What you need to do:
Each line containing the word "JSON" needs to be copied.

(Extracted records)

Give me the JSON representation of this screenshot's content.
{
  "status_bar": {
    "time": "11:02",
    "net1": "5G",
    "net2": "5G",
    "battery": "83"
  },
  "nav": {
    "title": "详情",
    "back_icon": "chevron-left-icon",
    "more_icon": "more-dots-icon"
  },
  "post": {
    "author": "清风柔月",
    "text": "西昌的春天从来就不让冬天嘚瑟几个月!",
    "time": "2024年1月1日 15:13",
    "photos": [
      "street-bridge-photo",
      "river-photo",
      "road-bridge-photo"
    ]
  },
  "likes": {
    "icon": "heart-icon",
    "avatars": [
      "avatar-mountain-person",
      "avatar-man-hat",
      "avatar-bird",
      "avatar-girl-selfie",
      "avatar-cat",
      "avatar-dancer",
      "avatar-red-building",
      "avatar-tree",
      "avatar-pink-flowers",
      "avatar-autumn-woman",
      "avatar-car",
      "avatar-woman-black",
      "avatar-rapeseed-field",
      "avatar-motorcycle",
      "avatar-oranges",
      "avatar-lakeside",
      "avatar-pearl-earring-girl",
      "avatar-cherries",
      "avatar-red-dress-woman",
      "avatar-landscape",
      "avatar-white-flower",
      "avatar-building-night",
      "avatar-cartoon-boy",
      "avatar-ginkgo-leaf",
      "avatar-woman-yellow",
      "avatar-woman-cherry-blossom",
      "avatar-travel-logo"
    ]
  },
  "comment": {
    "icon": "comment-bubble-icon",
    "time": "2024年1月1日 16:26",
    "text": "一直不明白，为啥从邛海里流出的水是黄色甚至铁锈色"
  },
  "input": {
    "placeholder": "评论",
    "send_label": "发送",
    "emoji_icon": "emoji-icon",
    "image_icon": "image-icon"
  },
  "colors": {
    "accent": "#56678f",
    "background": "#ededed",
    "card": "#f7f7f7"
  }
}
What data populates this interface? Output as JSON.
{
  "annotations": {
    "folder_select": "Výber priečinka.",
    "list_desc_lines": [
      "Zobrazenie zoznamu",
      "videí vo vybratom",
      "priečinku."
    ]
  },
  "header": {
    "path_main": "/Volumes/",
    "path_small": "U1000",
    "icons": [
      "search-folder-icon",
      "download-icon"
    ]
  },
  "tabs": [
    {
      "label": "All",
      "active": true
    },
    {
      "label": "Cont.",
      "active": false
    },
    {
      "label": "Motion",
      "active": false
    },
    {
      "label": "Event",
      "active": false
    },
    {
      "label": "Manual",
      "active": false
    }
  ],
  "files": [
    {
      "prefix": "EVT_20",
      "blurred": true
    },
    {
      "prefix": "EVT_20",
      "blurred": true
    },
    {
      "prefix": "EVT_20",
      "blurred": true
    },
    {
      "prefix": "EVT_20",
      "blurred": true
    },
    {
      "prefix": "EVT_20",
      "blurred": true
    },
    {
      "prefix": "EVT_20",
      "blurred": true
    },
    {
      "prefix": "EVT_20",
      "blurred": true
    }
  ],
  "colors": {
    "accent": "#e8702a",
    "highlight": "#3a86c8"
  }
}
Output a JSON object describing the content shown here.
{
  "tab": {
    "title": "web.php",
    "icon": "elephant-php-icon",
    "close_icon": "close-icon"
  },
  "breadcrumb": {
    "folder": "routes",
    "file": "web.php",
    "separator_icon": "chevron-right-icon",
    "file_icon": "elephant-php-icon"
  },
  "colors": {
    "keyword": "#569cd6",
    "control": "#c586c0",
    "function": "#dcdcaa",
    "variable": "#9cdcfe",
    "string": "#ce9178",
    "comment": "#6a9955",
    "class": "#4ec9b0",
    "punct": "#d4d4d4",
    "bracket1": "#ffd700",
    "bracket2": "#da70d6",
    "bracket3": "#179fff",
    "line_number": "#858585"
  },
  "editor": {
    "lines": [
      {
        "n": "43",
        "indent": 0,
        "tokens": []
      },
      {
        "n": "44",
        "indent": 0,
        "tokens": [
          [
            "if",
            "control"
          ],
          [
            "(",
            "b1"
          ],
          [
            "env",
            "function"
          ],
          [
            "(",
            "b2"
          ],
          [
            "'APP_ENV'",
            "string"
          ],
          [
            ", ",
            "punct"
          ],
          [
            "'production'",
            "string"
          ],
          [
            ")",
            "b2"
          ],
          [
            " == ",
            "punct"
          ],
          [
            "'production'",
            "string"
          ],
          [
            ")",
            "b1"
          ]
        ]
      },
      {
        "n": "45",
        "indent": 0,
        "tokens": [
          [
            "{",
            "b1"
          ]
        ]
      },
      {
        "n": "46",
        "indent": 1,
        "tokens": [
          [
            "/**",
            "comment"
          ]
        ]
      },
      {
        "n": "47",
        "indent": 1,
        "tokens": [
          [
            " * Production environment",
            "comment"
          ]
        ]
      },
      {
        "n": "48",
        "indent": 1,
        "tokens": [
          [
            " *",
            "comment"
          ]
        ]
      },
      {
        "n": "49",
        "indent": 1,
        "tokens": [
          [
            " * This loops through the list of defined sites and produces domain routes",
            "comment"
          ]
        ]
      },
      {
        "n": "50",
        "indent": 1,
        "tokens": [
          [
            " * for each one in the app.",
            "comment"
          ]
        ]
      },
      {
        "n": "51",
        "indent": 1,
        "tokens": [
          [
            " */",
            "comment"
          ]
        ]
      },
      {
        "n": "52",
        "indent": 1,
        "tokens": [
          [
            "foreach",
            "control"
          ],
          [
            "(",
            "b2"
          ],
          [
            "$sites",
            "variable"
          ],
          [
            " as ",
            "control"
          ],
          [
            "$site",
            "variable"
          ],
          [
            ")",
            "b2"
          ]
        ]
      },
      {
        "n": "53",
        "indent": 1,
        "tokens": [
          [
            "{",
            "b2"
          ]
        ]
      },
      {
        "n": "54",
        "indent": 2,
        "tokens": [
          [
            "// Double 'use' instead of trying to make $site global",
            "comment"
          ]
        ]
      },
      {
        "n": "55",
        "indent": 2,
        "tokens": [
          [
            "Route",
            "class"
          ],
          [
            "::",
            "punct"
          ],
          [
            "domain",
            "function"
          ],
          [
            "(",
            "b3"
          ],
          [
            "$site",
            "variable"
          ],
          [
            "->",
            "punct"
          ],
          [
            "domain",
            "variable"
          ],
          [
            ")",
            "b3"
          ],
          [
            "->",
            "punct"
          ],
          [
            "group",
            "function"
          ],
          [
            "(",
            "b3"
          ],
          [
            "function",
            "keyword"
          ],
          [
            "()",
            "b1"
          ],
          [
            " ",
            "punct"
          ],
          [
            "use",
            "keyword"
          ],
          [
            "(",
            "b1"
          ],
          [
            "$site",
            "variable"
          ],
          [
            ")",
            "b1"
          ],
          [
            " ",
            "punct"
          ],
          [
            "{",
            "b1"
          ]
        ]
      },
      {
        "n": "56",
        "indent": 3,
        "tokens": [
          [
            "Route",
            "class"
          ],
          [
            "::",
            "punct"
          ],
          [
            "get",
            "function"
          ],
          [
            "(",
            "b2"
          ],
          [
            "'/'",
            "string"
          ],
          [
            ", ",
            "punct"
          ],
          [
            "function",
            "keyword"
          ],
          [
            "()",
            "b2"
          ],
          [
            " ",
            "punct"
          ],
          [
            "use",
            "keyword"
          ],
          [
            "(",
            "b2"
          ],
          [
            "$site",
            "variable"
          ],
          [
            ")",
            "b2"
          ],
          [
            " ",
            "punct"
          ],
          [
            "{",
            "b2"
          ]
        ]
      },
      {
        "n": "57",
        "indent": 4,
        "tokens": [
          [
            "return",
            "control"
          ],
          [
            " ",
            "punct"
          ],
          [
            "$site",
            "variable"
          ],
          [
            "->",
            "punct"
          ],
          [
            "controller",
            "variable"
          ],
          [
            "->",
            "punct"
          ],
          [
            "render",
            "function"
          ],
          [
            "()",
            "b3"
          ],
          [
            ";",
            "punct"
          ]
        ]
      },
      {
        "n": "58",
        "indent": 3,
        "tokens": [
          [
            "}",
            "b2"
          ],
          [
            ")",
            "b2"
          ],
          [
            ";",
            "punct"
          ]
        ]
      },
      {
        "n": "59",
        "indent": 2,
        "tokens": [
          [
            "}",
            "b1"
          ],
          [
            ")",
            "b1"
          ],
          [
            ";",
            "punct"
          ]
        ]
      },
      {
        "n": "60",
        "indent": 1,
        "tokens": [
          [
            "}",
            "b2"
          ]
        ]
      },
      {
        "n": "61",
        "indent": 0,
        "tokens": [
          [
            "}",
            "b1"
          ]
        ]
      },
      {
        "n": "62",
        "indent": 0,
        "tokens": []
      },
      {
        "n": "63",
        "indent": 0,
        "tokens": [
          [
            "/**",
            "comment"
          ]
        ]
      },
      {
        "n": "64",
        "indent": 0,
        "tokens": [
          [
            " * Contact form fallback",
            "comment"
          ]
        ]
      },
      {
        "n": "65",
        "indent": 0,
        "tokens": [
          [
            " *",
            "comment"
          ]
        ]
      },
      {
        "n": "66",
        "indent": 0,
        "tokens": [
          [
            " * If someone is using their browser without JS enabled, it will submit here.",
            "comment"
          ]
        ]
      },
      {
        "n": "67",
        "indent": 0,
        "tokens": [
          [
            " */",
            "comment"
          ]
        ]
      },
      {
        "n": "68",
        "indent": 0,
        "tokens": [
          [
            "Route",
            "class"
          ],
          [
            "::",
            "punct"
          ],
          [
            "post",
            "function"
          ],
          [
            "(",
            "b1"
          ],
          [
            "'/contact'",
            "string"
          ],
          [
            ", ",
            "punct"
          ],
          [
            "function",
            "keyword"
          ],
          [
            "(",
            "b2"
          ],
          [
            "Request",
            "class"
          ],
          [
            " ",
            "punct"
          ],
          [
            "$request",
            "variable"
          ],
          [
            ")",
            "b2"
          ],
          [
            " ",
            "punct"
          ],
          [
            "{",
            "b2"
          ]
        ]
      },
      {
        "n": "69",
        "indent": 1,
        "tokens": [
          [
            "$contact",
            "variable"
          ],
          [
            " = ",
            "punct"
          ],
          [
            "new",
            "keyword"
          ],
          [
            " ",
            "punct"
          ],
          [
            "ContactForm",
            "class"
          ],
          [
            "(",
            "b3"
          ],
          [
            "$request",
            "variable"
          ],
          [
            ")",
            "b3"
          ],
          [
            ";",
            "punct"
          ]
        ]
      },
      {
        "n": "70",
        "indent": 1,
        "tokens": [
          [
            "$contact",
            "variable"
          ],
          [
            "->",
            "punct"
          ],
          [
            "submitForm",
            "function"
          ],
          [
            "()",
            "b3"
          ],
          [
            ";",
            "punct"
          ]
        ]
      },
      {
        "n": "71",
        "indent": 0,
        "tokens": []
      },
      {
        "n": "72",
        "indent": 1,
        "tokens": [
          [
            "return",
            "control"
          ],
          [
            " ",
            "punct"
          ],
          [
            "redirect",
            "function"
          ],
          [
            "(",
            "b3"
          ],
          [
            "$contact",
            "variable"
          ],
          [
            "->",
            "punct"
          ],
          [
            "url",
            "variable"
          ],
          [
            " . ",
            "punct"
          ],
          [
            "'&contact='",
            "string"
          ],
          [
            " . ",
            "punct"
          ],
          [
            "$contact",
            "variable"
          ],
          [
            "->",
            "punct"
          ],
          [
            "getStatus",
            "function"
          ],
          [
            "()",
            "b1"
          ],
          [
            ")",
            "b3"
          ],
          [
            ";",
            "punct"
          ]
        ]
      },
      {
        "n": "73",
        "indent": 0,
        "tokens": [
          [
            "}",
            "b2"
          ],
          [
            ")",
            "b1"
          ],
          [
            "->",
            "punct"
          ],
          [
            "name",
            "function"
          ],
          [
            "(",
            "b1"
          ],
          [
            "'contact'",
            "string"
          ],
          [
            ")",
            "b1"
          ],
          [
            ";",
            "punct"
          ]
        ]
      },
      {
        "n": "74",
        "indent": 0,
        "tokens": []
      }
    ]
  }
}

The result:
Give me the JSON representation of this screenshot's content.
What data populates this interface? Output as JSON.
Output a JSON object describing the content shown here.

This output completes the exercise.